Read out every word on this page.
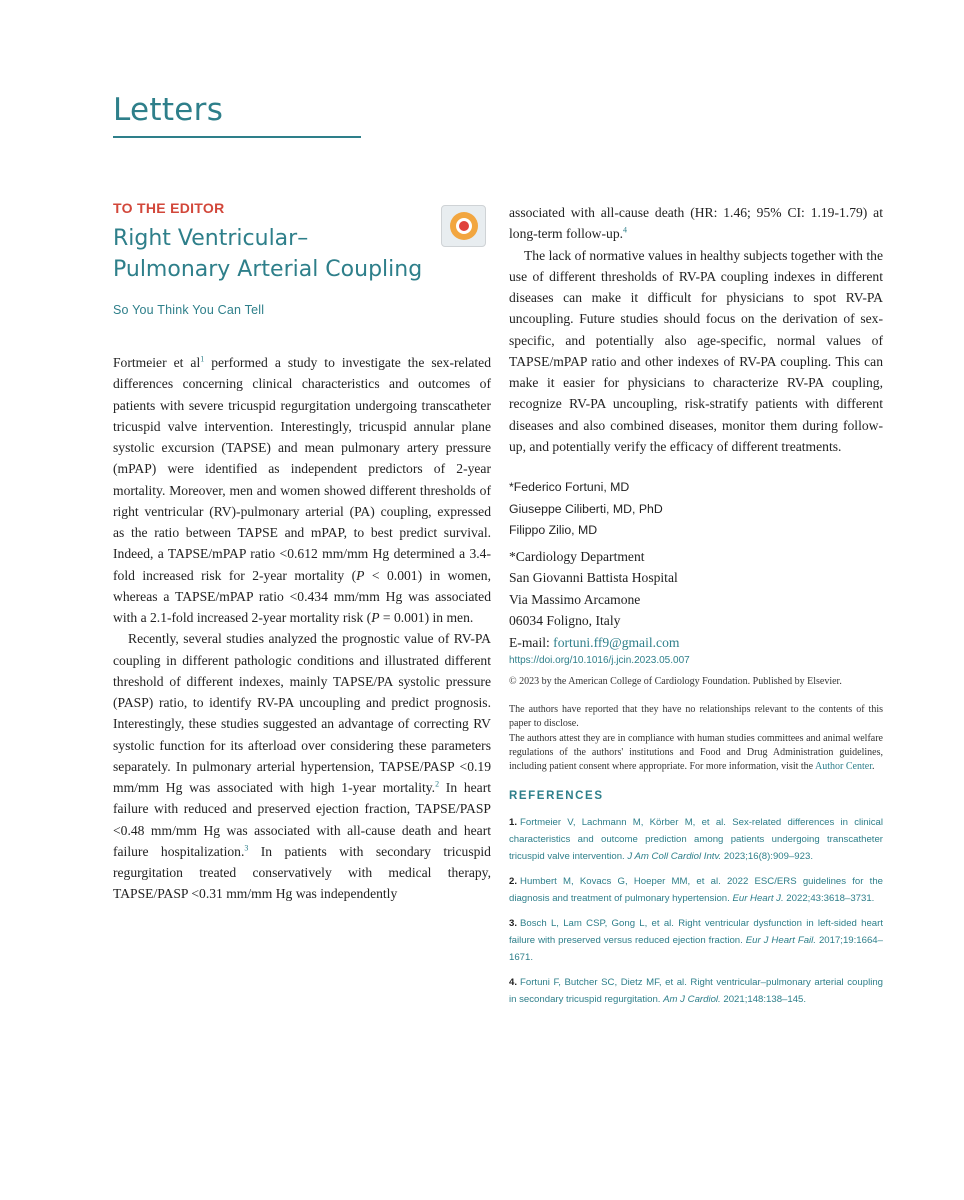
Letters
TO THE EDITOR
Right Ventricular–
Pulmonary Arterial Coupling
So You Think You Can Tell

Fortmeier et $al^1$ performed a study to investigate the sex-related differences concerning clinical characteristics and outcomes of patients with severe tricuspid regurgitation undergoing transcatheter tricuspid valve intervention. Interestingly, tricuspid annular plane systolic excursion (TAPSE) and mean pulmonary artery pressure (mPAP) were identified as independent predictors of 2-year mortality. Moreover, men and women showed different thresholds of right ventricular (RV)-pulmonary arterial (PA) coupling, expressed as the ratio between TAPSE and mPAP, to best predict survival. Indeed, a TAPSE/mPAP ratio <0.612 mm/mm Hg determined a 3.4-fold increased risk for 2-year mortality (P < 0.001) in women, whereas a TAPSE/mPAP ratio <0.434 mm/mm Hg was associated with a 2.1-fold increased 2-year mortality risk (P = 0.001) in men.

Recently, several studies analyzed the prognostic value of RV-PA coupling in different pathologic conditions and illustrated different threshold of different indexes, mainly TAPSE/PA systolic pressure (PASP) ratio, to identify RV-PA uncoupling and predict prognosis. Interestingly, these studies suggested an advantage of correcting RV systolic function for its afterload over considering these parameters separately. In pulmonary arterial hypertension, TAPSE/PASP <0.19 mm/mm Hg was associated with high 1-year mortality.$^2$ In heart failure with reduced and preserved ejection fraction, TAPSE/PASP <0.48 mm/mm Hg was associated with all-cause death and heart failure hospitalization.$^3$ In patients with secondary tricuspid regurgitation treated conservatively with medical therapy, TAPSE/PASP <0.31 mm/mm Hg was independently

associated with all-cause death (HR: 1.46; 95% CI: 1.19-1.79) at long-term follow-up.$^4$

The lack of normative values in healthy subjects together with the use of different thresholds of RV-PA coupling indexes in different diseases can make it difficult for physicians to spot RV-PA uncoupling. Future studies should focus on the derivation of sex-specific, and potentially also age-specific, normal values of TAPSE/mPAP ratio and other indexes of RV-PA coupling. This can make it easier for physicians to characterize RV-PA coupling, recognize RV-PA uncoupling, risk-stratify patients with different diseases and also combined diseases, monitor them during follow-up, and potentially verify the efficacy of different treatments.

*Federico Fortuni, MD
Giuseppe Ciliberti, MD, PhD
Filippo Zilio, MD
*Cardiology Department
San Giovanni Battista Hospital
Via Massimo Arcamone
06034 Foligno, Italy
E-mail: fortuni.ff9@gmail.com
https://doi.org/10.1016/j.jcin.2023.05.007
© 2023 by the American College of Cardiology Foundation. Published by Elsevier.
The authors have reported that they have no relationships relevant to the contents of this paper to disclose.
The authors attest they are in compliance with human studies committees and animal welfare regulations of the authors' institutions and Food and Drug Administration guidelines, including patient consent where appropriate. For more information, visit the Author Center.
REFERENCES
1. Fortmeier V, Lachmann M, Körber M, et al. Sex-related differences in clinical characteristics and outcome prediction among patients undergoing transcatheter tricuspid valve intervention. J Am Coll Cardiol Intv. 2023;16(8):909–923.
2. Humbert M, Kovacs G, Hoeper MM, et al. 2022 ESC/ERS guidelines for the diagnosis and treatment of pulmonary hypertension. Eur Heart J. 2022;43:3618–3731.
3. Bosch L, Lam CSP, Gong L, et al. Right ventricular dysfunction in left-sided heart failure with preserved versus reduced ejection fraction. Eur J Heart Fail. 2017;19:1664–1671.
4. Fortuni F, Butcher SC, Dietz MF, et al. Right ventricular–pulmonary arterial coupling in secondary tricuspid regurgitation. Am J Cardiol. 2021;148:138–145.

- WHAT YOU SHOULD DO -
Leaving the pictures out, reproduce the entries above exactly.

- REPLY TO THE TASK -
Read out every word on this page.
Letters
TO THE EDITOR
Right Ventricular–
Pulmonary Arterial Coupling
So You Think You Can Tell

Fortmeier et $al^1$ performed a study to investigate the sex-related differences concerning clinical characteristics and outcomes of patients with severe tricuspid regurgitation undergoing transcatheter tricuspid valve intervention. Interestingly, tricuspid annular plane systolic excursion (TAPSE) and mean pulmonary artery pressure (mPAP) were identified as independent predictors of 2-year mortality. Moreover, men and women showed different thresholds of right ventricular (RV)-pulmonary arterial (PA) coupling, expressed as the ratio between TAPSE and mPAP, to best predict survival. Indeed, a TAPSE/mPAP ratio <0.612 mm/mm Hg determined a 3.4-fold increased risk for 2-year mortality (P < 0.001) in women, whereas a TAPSE/mPAP ratio <0.434 mm/mm Hg was associated with a 2.1-fold increased 2-year mortality risk (P = 0.001) in men.

Recently, several studies analyzed the prognostic value of RV-PA coupling in different pathologic conditions and illustrated different threshold of different indexes, mainly TAPSE/PA systolic pressure (PASP) ratio, to identify RV-PA uncoupling and predict prognosis. Interestingly, these studies suggested an advantage of correcting RV systolic function for its afterload over considering these parameters separately. In pulmonary arterial hypertension, TAPSE/PASP <0.19 mm/mm Hg was associated with high 1-year mortality.$^2$ In heart failure with reduced and preserved ejection fraction, TAPSE/PASP <0.48 mm/mm Hg was associated with all-cause death and heart failure hospitalization.$^3$ In patients with secondary tricuspid regurgitation treated conservatively with medical therapy, TAPSE/PASP <0.31 mm/mm Hg was independently

associated with all-cause death (HR: 1.46; 95% CI: 1.19-1.79) at long-term follow-up.$^4$

The lack of normative values in healthy subjects together with the use of different thresholds of RV-PA coupling indexes in different diseases can make it difficult for physicians to spot RV-PA uncoupling. Future studies should focus on the derivation of sex-specific, and potentially also age-specific, normal values of TAPSE/mPAP ratio and other indexes of RV-PA coupling. This can make it easier for physicians to characterize RV-PA coupling, recognize RV-PA uncoupling, risk-stratify patients with different diseases and also combined diseases, monitor them during follow-up, and potentially verify the efficacy of different treatments.

*Federico Fortuni, MD
Giuseppe Ciliberti, MD, PhD
Filippo Zilio, MD
*Cardiology Department
San Giovanni Battista Hospital
Via Massimo Arcamone
06034 Foligno, Italy
E-mail: fortuni.ff9@gmail.com
https://doi.org/10.1016/j.jcin.2023.05.007
© 2023 by the American College of Cardiology Foundation. Published by Elsevier.
The authors have reported that they have no relationships relevant to the contents of this paper to disclose.
The authors attest they are in compliance with human studies committees and animal welfare regulations of the authors' institutions and Food and Drug Administration guidelines, including patient consent where appropriate. For more information, visit the Author Center.
REFERENCES
1. Fortmeier V, Lachmann M, Körber M, et al. Sex-related differences in clinical characteristics and outcome prediction among patients undergoing transcatheter tricuspid valve intervention. J Am Coll Cardiol Intv. 2023;16(8):909–923.
2. Humbert M, Kovacs G, Hoeper MM, et al. 2022 ESC/ERS guidelines for the diagnosis and treatment of pulmonary hypertension. Eur Heart J. 2022;43:3618–3731.
3. Bosch L, Lam CSP, Gong L, et al. Right ventricular dysfunction in left-sided heart failure with preserved versus reduced ejection fraction. Eur J Heart Fail. 2017;19:1664–1671.
4. Fortuni F, Butcher SC, Dietz MF, et al. Right ventricular–pulmonary arterial coupling in secondary tricuspid regurgitation. Am J Cardiol. 2021;148:138–145.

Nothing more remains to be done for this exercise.